+++ Listed records +++

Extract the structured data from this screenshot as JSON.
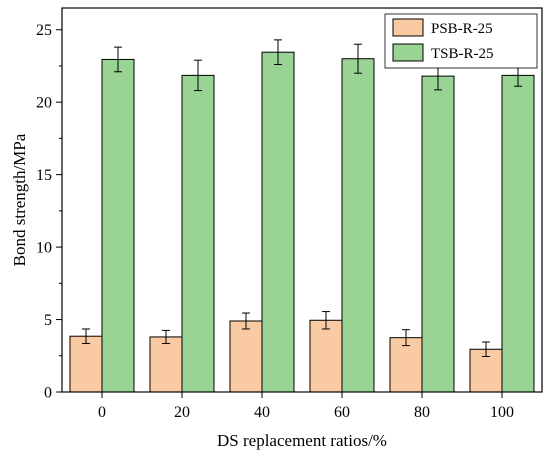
{
  "chart_data": {
    "type": "bar",
    "categories": [
      "0",
      "20",
      "40",
      "60",
      "80",
      "100"
    ],
    "series": [
      {
        "name": "PSB-R-25",
        "values": [
          3.85,
          3.8,
          4.9,
          4.95,
          3.75,
          2.95
        ],
        "errors": [
          0.5,
          0.45,
          0.55,
          0.6,
          0.55,
          0.5
        ],
        "color": "#FACBA2"
      },
      {
        "name": "TSB-R-25",
        "values": [
          22.95,
          21.85,
          23.45,
          23.0,
          21.8,
          21.85
        ],
        "errors": [
          0.85,
          1.05,
          0.85,
          1.0,
          0.95,
          0.75
        ],
        "color": "#99D495"
      }
    ],
    "xlabel": "DS replacement ratios/%",
    "ylabel": "Bond strength/MPa",
    "ylim": [
      0,
      26.5
    ],
    "yticks": [
      "0",
      "5",
      "10",
      "15",
      "20",
      "25"
    ],
    "legend_position": "top-right",
    "grid": false
  }
}
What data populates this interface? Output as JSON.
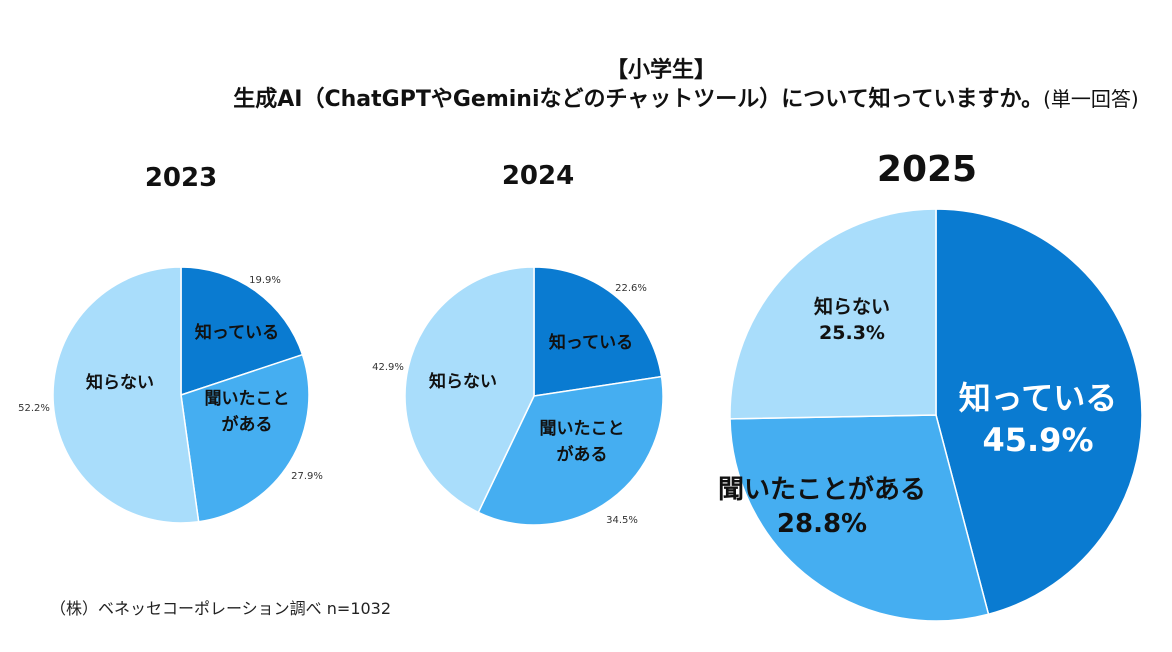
{
  "header": {
    "category": "【小学生】",
    "question": "生成AI（ChatGPTやGeminiなどのチャットツール）について知っていますか。",
    "answer_type": "(単一回答)"
  },
  "source": "（株）ベネッセコーポレーション調べ n=1032",
  "colors": {
    "know": "#0a7bd1",
    "heard": "#45aef1",
    "dont_know": "#a9ddfb"
  },
  "chart_data": [
    {
      "type": "pie",
      "title": "2023",
      "slices": [
        {
          "key": "know",
          "label": "知っている",
          "value": 19.9,
          "value_label": "19.9%"
        },
        {
          "key": "heard",
          "label": "聞いたことがある",
          "value": 27.9,
          "value_label": "27.9%"
        },
        {
          "key": "dont_know",
          "label": "知らない",
          "value": 52.2,
          "value_label": "52.2%"
        }
      ]
    },
    {
      "type": "pie",
      "title": "2024",
      "slices": [
        {
          "key": "know",
          "label": "知っている",
          "value": 22.6,
          "value_label": "22.6%"
        },
        {
          "key": "heard",
          "label": "聞いたことがある",
          "value": 34.5,
          "value_label": "34.5%"
        },
        {
          "key": "dont_know",
          "label": "知らない",
          "value": 42.9,
          "value_label": "42.9%"
        }
      ]
    },
    {
      "type": "pie",
      "title": "2025",
      "slices": [
        {
          "key": "know",
          "label": "知っている",
          "value": 45.9,
          "value_label": "45.9%"
        },
        {
          "key": "heard",
          "label": "聞いたことがある",
          "value": 28.8,
          "value_label": "28.8%"
        },
        {
          "key": "dont_know",
          "label": "知らない",
          "value": 25.3,
          "value_label": "25.3%"
        }
      ]
    }
  ]
}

+++

* **Your objective**: Reproduce the entries above without change, omitting all pictures.

* **Complete output**:
Extract the structured data from this screenshot as JSON.
{
  "chart_data": {
    "type": "bar",
    "categories": [
      "0",
      "20",
      "40",
      "60",
      "80",
      "100"
    ],
    "series": [
      {
        "name": "PSB-R-25",
        "values": [
          3.85,
          3.8,
          4.9,
          4.95,
          3.75,
          2.95
        ],
        "errors": [
          0.5,
          0.45,
          0.55,
          0.6,
          0.55,
          0.5
        ],
        "color": "#FACBA2"
      },
      {
        "name": "TSB-R-25",
        "values": [
          22.95,
          21.85,
          23.45,
          23.0,
          21.8,
          21.85
        ],
        "errors": [
          0.85,
          1.05,
          0.85,
          1.0,
          0.95,
          0.75
        ],
        "color": "#99D495"
      }
    ],
    "xlabel": "DS replacement ratios/%",
    "ylabel": "Bond strength/MPa",
    "ylim": [
      0,
      26.5
    ],
    "yticks": [
      "0",
      "5",
      "10",
      "15",
      "20",
      "25"
    ],
    "legend_position": "top-right",
    "grid": false
  }
}
What data populates this interface? Output as JSON.
{
  "header": {
    "category": "【小学生】",
    "question": "生成AI（ChatGPTやGeminiなどのチャットツール）について知っていますか。",
    "answer_type": "(単一回答)"
  },
  "source": "（株）ベネッセコーポレーション調べ n=1032",
  "colors": {
    "know": "#0a7bd1",
    "heard": "#45aef1",
    "dont_know": "#a9ddfb"
  },
  "chart_data": [
    {
      "type": "pie",
      "title": "2023",
      "slices": [
        {
          "key": "know",
          "label": "知っている",
          "value": 19.9,
          "value_label": "19.9%"
        },
        {
          "key": "heard",
          "label": "聞いたことがある",
          "value": 27.9,
          "value_label": "27.9%"
        },
        {
          "key": "dont_know",
          "label": "知らない",
          "value": 52.2,
          "value_label": "52.2%"
        }
      ]
    },
    {
      "type": "pie",
      "title": "2024",
      "slices": [
        {
          "key": "know",
          "label": "知っている",
          "value": 22.6,
          "value_label": "22.6%"
        },
        {
          "key": "heard",
          "label": "聞いたことがある",
          "value": 34.5,
          "value_label": "34.5%"
        },
        {
          "key": "dont_know",
          "label": "知らない",
          "value": 42.9,
          "value_label": "42.9%"
        }
      ]
    },
    {
      "type": "pie",
      "title": "2025",
      "slices": [
        {
          "key": "know",
          "label": "知っている",
          "value": 45.9,
          "value_label": "45.9%"
        },
        {
          "key": "heard",
          "label": "聞いたことがある",
          "value": 28.8,
          "value_label": "28.8%"
        },
        {
          "key": "dont_know",
          "label": "知らない",
          "value": 25.3,
          "value_label": "25.3%"
        }
      ]
    }
  ]
}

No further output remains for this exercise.